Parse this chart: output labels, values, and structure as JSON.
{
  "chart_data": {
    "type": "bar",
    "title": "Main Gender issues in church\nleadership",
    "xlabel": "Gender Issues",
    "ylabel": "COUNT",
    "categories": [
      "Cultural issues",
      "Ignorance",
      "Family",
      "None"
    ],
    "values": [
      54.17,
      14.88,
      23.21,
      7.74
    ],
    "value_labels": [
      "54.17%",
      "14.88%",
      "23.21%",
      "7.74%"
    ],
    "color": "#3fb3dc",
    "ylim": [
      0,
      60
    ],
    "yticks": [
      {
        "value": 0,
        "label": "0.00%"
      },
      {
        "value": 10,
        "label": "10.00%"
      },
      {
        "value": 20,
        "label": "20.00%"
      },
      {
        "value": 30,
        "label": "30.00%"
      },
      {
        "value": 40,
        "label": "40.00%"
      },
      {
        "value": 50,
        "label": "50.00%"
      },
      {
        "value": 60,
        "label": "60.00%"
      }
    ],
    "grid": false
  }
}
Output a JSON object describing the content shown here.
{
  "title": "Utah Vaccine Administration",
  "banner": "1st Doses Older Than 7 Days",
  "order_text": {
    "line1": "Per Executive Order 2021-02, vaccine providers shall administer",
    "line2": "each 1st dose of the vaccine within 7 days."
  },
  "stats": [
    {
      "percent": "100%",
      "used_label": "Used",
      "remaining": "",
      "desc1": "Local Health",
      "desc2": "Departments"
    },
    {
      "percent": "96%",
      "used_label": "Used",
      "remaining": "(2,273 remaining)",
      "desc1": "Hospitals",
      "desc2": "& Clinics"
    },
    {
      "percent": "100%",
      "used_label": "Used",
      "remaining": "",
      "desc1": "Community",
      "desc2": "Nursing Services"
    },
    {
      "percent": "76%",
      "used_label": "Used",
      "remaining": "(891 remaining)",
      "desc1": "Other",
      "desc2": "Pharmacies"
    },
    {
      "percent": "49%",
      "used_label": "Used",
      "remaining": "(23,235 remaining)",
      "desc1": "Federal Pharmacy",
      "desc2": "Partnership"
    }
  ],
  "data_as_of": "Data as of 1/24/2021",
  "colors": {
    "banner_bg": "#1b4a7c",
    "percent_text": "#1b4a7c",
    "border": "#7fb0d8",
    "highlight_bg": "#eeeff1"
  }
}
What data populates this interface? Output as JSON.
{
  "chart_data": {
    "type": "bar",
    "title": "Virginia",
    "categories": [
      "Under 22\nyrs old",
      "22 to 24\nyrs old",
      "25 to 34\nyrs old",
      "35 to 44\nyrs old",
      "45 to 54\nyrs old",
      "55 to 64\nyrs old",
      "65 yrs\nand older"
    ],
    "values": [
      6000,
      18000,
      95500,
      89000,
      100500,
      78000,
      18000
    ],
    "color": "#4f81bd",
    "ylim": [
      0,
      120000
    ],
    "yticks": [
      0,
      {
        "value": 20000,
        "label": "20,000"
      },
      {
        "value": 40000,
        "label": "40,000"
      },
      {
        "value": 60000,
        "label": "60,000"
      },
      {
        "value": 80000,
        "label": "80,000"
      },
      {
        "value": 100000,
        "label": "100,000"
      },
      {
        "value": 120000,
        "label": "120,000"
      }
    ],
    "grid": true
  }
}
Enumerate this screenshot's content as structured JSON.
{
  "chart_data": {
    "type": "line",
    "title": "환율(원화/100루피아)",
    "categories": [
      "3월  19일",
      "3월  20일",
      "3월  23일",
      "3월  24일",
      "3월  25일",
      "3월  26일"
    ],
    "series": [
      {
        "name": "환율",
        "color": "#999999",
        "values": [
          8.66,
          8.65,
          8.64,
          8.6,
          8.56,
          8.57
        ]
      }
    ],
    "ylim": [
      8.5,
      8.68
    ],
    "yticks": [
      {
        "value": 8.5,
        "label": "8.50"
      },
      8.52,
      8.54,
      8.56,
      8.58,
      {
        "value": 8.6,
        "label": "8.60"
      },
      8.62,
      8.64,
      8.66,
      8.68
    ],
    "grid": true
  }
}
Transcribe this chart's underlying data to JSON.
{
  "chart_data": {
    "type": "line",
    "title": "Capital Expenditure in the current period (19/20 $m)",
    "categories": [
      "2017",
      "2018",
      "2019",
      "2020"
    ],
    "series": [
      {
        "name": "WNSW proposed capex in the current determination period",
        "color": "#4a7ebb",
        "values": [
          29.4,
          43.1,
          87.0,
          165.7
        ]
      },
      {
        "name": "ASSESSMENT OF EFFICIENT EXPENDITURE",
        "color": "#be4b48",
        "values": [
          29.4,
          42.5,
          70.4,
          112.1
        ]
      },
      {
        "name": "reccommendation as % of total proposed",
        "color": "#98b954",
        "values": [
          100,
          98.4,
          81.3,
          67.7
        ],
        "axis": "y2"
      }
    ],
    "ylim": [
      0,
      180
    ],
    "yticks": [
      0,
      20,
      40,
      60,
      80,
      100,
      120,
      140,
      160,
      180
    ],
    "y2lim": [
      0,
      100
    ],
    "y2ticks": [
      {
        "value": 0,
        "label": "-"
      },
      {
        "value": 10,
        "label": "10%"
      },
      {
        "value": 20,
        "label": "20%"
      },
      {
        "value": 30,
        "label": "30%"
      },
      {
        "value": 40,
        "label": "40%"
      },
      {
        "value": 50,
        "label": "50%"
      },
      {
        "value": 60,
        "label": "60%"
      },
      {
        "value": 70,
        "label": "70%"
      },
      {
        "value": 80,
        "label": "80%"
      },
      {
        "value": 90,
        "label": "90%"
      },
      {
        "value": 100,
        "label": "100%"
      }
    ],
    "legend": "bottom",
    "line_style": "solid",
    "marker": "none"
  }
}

******************************

> Challenge
All of the data above should be transcribed exactly.

> Solution to the exercise
Parse this chart: output labels, values, and structure as JSON.
{
  "chart_data": {
    "type": "bar",
    "title": "Main Gender issues in church\nleadership",
    "xlabel": "Gender Issues",
    "ylabel": "COUNT",
    "categories": [
      "Cultural issues",
      "Ignorance",
      "Family",
      "None"
    ],
    "values": [
      54.17,
      14.88,
      23.21,
      7.74
    ],
    "value_labels": [
      "54.17%",
      "14.88%",
      "23.21%",
      "7.74%"
    ],
    "color": "#3fb3dc",
    "ylim": [
      0,
      60
    ],
    "yticks": [
      {
        "value": 0,
        "label": "0.00%"
      },
      {
        "value": 10,
        "label": "10.00%"
      },
      {
        "value": 20,
        "label": "20.00%"
      },
      {
        "value": 30,
        "label": "30.00%"
      },
      {
        "value": 40,
        "label": "40.00%"
      },
      {
        "value": 50,
        "label": "50.00%"
      },
      {
        "value": 60,
        "label": "60.00%"
      }
    ],
    "grid": false
  }
}
Output a JSON object describing the content shown here.
{
  "title": "Utah Vaccine Administration",
  "banner": "1st Doses Older Than 7 Days",
  "order_text": {
    "line1": "Per Executive Order 2021-02, vaccine providers shall administer",
    "line2": "each 1st dose of the vaccine within 7 days."
  },
  "stats": [
    {
      "percent": "100%",
      "used_label": "Used",
      "remaining": "",
      "desc1": "Local Health",
      "desc2": "Departments"
    },
    {
      "percent": "96%",
      "used_label": "Used",
      "remaining": "(2,273 remaining)",
      "desc1": "Hospitals",
      "desc2": "& Clinics"
    },
    {
      "percent": "100%",
      "used_label": "Used",
      "remaining": "",
      "desc1": "Community",
      "desc2": "Nursing Services"
    },
    {
      "percent": "76%",
      "used_label": "Used",
      "remaining": "(891 remaining)",
      "desc1": "Other",
      "desc2": "Pharmacies"
    },
    {
      "percent": "49%",
      "used_label": "Used",
      "remaining": "(23,235 remaining)",
      "desc1": "Federal Pharmacy",
      "desc2": "Partnership"
    }
  ],
  "data_as_of": "Data as of 1/24/2021",
  "colors": {
    "banner_bg": "#1b4a7c",
    "percent_text": "#1b4a7c",
    "border": "#7fb0d8",
    "highlight_bg": "#eeeff1"
  }
}
What data populates this interface? Output as JSON.
{
  "chart_data": {
    "type": "bar",
    "title": "Virginia",
    "categories": [
      "Under 22\nyrs old",
      "22 to 24\nyrs old",
      "25 to 34\nyrs old",
      "35 to 44\nyrs old",
      "45 to 54\nyrs old",
      "55 to 64\nyrs old",
      "65 yrs\nand older"
    ],
    "values": [
      6000,
      18000,
      95500,
      89000,
      100500,
      78000,
      18000
    ],
    "color": "#4f81bd",
    "ylim": [
      0,
      120000
    ],
    "yticks": [
      0,
      {
        "value": 20000,
        "label": "20,000"
      },
      {
        "value": 40000,
        "label": "40,000"
      },
      {
        "value": 60000,
        "label": "60,000"
      },
      {
        "value": 80000,
        "label": "80,000"
      },
      {
        "value": 100000,
        "label": "100,000"
      },
      {
        "value": 120000,
        "label": "120,000"
      }
    ],
    "grid": true
  }
}
Enumerate this screenshot's content as structured JSON.
{
  "chart_data": {
    "type": "line",
    "title": "환율(원화/100루피아)",
    "categories": [
      "3월  19일",
      "3월  20일",
      "3월  23일",
      "3월  24일",
      "3월  25일",
      "3월  26일"
    ],
    "series": [
      {
        "name": "환율",
        "color": "#999999",
        "values": [
          8.66,
          8.65,
          8.64,
          8.6,
          8.56,
          8.57
        ]
      }
    ],
    "ylim": [
      8.5,
      8.68
    ],
    "yticks": [
      {
        "value": 8.5,
        "label": "8.50"
      },
      8.52,
      8.54,
      8.56,
      8.58,
      {
        "value": 8.6,
        "label": "8.60"
      },
      8.62,
      8.64,
      8.66,
      8.68
    ],
    "grid": true
  }
}
Transcribe this chart's underlying data to JSON.
{
  "chart_data": {
    "type": "line",
    "title": "Capital Expenditure in the current period (19/20 $m)",
    "categories": [
      "2017",
      "2018",
      "2019",
      "2020"
    ],
    "series": [
      {
        "name": "WNSW proposed capex in the current determination period",
        "color": "#4a7ebb",
        "values": [
          29.4,
          43.1,
          87.0,
          165.7
        ]
      },
      {
        "name": "ASSESSMENT OF EFFICIENT EXPENDITURE",
        "color": "#be4b48",
        "values": [
          29.4,
          42.5,
          70.4,
          112.1
        ]
      },
      {
        "name": "reccommendation as % of total proposed",
        "color": "#98b954",
        "values": [
          100,
          98.4,
          81.3,
          67.7
        ],
        "axis": "y2"
      }
    ],
    "ylim": [
      0,
      180
    ],
    "yticks": [
      0,
      20,
      40,
      60,
      80,
      100,
      120,
      140,
      160,
      180
    ],
    "y2lim": [
      0,
      100
    ],
    "y2ticks": [
      {
        "value": 0,
        "label": "-"
      },
      {
        "value": 10,
        "label": "10%"
      },
      {
        "value": 20,
        "label": "20%"
      },
      {
        "value": 30,
        "label": "30%"
      },
      {
        "value": 40,
        "label": "40%"
      },
      {
        "value": 50,
        "label": "50%"
      },
      {
        "value": 60,
        "label": "60%"
      },
      {
        "value": 70,
        "label": "70%"
      },
      {
        "value": 80,
        "label": "80%"
      },
      {
        "value": 90,
        "label": "90%"
      },
      {
        "value": 100,
        "label": "100%"
      }
    ],
    "legend": "bottom",
    "line_style": "solid",
    "marker": "none"
  }
}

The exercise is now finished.